EXERCISE REQUIREMENTS:
Exactly reproduce the line containing "Transcribe the text in this document." and all later lines to the end of the entries, leaving the pictures out of your copy.

____ EXERCISE INPUT

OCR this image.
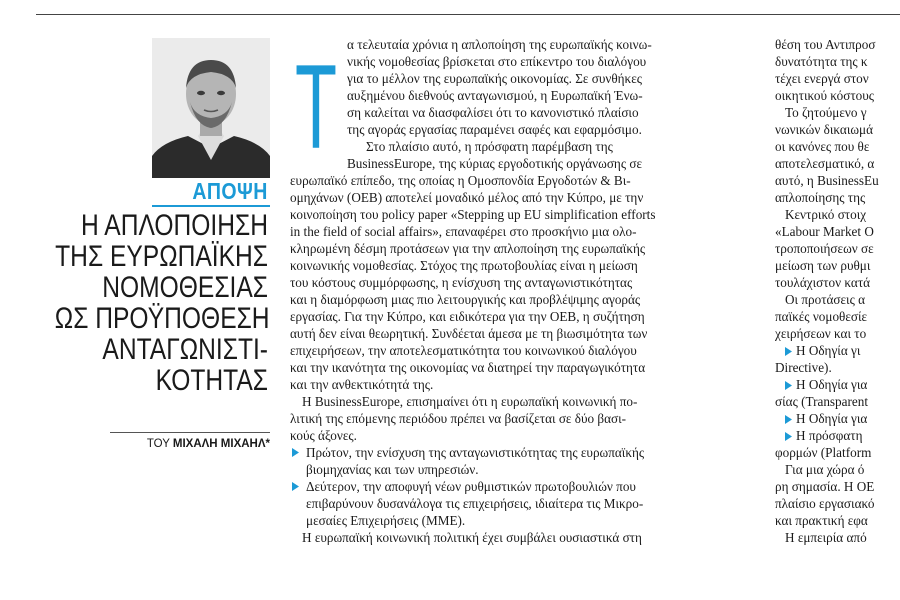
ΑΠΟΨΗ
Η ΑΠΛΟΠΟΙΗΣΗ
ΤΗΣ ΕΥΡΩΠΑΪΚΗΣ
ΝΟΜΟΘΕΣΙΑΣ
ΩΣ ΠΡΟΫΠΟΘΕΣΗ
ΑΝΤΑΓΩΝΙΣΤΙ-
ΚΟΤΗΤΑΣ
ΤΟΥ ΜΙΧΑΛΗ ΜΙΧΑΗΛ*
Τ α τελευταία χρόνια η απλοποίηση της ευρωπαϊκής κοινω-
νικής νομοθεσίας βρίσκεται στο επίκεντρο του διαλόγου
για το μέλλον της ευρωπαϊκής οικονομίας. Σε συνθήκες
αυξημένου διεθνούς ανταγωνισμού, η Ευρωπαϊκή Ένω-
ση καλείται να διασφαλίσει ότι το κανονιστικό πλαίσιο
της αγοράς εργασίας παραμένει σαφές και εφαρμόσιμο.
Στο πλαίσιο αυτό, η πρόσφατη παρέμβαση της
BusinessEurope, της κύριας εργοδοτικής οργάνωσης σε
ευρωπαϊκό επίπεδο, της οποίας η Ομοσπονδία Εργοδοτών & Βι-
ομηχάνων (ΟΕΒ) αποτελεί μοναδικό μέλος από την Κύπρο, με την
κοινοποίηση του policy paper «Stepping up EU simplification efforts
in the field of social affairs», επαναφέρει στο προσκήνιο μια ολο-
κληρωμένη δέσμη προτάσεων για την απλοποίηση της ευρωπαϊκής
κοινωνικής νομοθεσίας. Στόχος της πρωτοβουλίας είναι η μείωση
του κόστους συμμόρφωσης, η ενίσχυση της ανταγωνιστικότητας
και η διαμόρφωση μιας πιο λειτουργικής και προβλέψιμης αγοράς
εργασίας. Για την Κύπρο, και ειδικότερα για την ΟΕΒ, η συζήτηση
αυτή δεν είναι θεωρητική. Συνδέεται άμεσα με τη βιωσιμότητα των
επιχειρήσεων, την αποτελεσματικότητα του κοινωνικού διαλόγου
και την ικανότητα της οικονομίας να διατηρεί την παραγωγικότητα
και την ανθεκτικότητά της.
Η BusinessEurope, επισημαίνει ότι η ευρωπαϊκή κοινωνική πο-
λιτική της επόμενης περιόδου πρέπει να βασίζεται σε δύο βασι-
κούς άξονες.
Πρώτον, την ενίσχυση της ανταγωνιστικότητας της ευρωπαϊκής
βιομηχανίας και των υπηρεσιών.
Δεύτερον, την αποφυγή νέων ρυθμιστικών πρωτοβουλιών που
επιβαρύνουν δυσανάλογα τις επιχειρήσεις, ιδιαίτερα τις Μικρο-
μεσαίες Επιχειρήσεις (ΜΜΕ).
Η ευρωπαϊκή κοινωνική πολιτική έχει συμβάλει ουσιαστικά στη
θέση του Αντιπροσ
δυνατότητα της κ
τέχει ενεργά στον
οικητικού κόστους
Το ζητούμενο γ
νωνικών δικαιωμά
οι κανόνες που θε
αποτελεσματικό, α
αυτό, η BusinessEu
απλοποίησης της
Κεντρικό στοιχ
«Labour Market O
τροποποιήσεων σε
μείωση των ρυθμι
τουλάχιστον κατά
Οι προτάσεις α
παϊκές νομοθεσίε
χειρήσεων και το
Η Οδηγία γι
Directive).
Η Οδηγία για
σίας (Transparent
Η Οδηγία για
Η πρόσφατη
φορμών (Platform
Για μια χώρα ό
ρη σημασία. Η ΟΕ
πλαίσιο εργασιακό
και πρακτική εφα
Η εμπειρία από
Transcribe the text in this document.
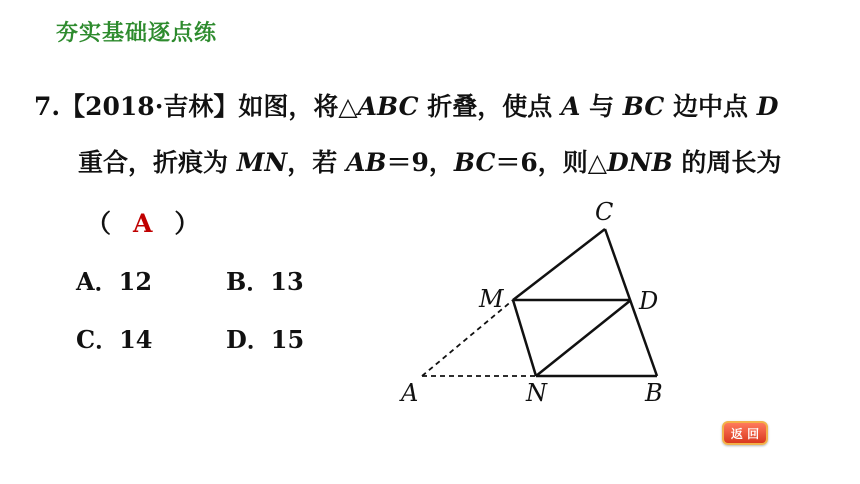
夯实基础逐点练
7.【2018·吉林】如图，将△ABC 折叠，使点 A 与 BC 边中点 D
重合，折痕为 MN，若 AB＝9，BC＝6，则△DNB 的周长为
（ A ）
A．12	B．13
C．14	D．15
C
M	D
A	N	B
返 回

________

RESPONSE TO THE TASK:
Transcribe the text in this document.
夯实基础逐点练
7.【2018·吉林】如图，将△ABC 折叠，使点 A 与 BC 边中点 D
重合，折痕为 MN，若 AB＝9，BC＝6，则△DNB 的周长为
（ A ）
A．12	B．13
C．14	D．15
C
M	D
A	N	B
返 回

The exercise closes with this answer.